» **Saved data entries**

_ _ _ _

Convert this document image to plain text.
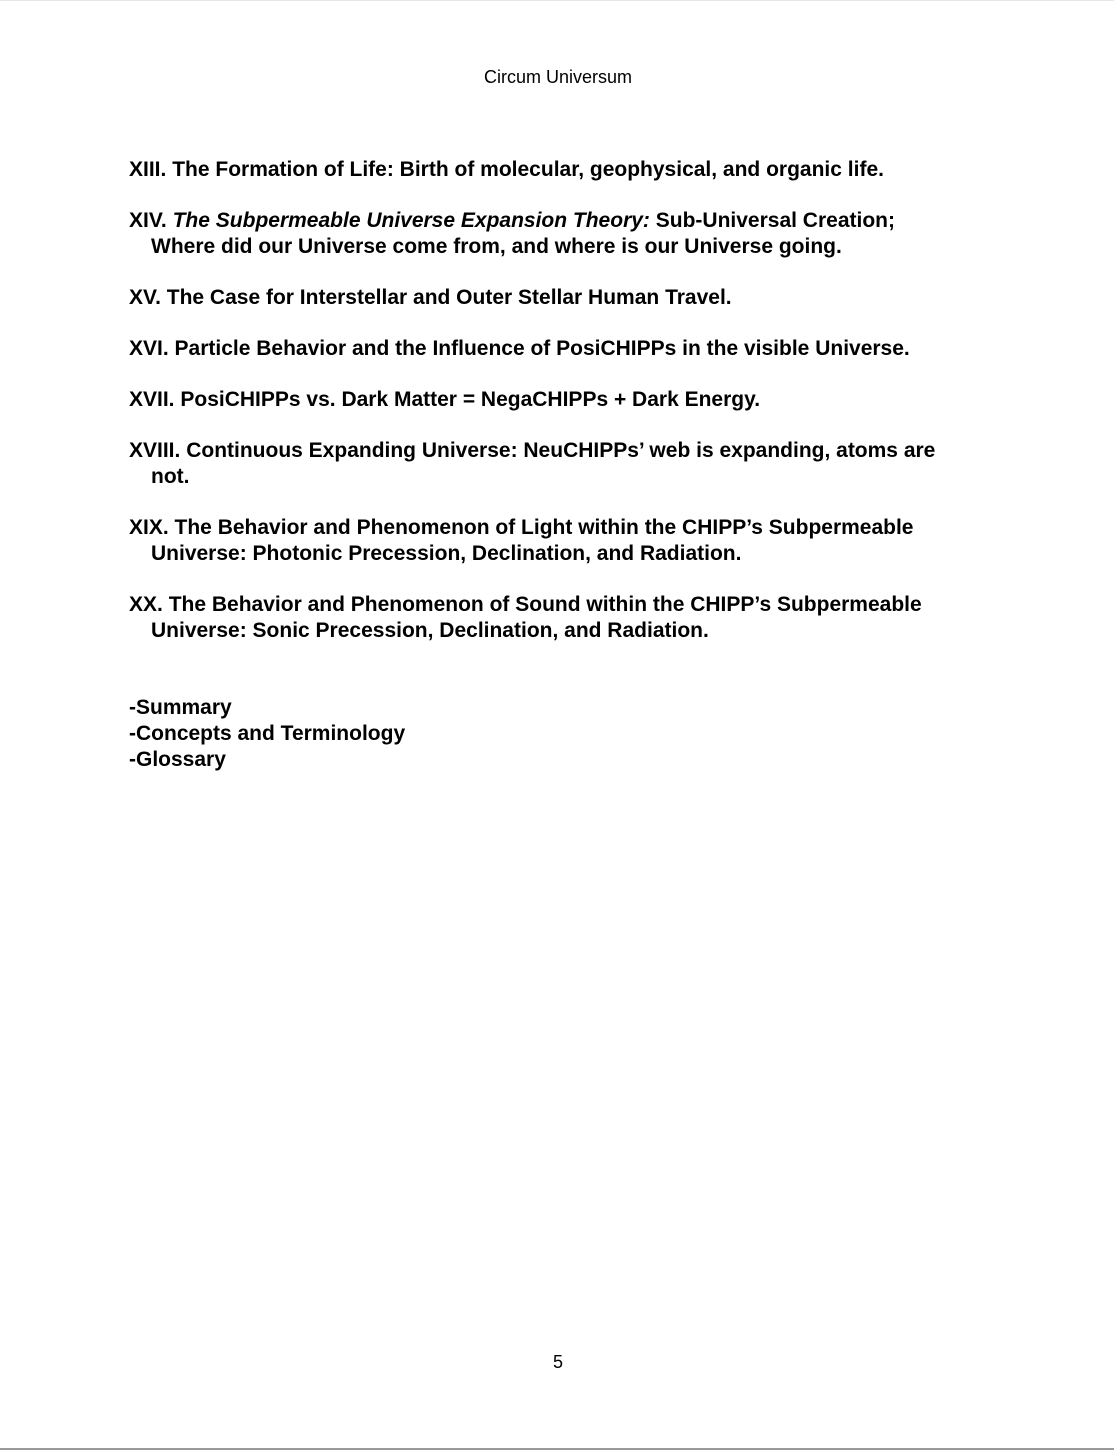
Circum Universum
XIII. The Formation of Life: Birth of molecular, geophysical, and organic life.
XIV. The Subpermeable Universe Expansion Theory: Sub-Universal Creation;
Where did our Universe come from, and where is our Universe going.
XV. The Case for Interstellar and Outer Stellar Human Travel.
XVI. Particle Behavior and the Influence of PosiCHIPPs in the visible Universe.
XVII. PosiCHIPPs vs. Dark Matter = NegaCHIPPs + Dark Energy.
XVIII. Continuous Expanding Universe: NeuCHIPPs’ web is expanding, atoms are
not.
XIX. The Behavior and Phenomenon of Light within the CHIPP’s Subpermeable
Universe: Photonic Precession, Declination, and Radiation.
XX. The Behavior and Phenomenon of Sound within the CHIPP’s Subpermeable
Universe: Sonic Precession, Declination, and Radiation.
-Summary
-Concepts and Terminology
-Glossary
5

_ _ _ _

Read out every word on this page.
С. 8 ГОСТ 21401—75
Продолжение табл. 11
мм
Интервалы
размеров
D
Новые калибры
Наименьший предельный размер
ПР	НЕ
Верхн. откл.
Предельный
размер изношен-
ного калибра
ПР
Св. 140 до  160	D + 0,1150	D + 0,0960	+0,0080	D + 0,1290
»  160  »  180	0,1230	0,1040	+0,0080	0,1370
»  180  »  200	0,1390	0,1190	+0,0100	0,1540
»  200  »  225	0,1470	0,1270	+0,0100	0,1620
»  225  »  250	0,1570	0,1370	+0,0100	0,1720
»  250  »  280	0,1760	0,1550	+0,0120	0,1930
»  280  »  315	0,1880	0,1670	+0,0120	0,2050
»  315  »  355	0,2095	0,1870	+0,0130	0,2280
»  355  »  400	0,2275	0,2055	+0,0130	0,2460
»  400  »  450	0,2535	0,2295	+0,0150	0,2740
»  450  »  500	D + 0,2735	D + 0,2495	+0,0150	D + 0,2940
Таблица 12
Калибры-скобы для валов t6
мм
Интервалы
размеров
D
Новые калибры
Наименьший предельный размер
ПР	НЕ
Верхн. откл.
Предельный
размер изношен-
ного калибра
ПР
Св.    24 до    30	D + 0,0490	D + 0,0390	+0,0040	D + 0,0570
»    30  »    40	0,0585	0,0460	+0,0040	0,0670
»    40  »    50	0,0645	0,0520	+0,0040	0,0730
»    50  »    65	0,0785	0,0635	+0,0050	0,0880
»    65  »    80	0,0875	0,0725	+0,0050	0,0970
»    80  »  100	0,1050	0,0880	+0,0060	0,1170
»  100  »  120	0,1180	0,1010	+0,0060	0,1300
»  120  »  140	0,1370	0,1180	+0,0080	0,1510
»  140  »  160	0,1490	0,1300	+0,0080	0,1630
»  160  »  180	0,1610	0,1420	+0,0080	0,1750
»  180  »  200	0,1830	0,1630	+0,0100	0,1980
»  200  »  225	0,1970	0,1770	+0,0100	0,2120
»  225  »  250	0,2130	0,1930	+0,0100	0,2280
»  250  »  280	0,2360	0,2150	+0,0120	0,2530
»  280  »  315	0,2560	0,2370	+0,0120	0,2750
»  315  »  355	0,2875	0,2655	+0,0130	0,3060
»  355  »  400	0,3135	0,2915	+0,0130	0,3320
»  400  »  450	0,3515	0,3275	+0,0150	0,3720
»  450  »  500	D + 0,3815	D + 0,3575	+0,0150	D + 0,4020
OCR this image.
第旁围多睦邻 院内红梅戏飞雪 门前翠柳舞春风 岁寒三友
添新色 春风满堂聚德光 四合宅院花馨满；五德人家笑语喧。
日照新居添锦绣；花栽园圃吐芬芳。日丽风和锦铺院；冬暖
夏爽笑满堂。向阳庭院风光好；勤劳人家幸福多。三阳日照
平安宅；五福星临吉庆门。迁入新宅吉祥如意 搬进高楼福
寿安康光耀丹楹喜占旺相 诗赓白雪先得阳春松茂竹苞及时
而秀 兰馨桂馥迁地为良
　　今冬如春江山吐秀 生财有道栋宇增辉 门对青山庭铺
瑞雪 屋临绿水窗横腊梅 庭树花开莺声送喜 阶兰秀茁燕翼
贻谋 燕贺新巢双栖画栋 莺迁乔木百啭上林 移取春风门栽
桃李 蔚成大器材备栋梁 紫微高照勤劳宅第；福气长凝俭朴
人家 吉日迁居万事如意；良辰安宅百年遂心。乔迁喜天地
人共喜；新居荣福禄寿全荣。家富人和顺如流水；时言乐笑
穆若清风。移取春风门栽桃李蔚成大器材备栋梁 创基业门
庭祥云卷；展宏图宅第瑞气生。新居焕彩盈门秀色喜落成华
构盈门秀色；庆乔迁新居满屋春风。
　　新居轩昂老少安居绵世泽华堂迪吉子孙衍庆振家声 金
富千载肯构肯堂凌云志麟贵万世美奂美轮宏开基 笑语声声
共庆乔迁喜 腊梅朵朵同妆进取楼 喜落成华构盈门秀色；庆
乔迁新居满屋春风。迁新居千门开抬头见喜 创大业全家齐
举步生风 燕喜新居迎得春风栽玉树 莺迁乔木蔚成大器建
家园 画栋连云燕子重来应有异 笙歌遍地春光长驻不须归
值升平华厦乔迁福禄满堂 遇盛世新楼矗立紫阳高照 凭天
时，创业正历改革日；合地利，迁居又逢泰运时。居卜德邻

_ _ _ _

» **PROBLEM REQUIREMENTS**
Pull out and copy each line containing the string "Subpermeable".

» **THE REPLY**
XIV. The Subpermeable Universe Expansion Theory: Sub-Universal Creation;
XIX. The Behavior and Phenomenon of Light within the CHIPP’s Subpermeable
XX. The Behavior and Phenomenon of Sound within the CHIPP’s Subpermeable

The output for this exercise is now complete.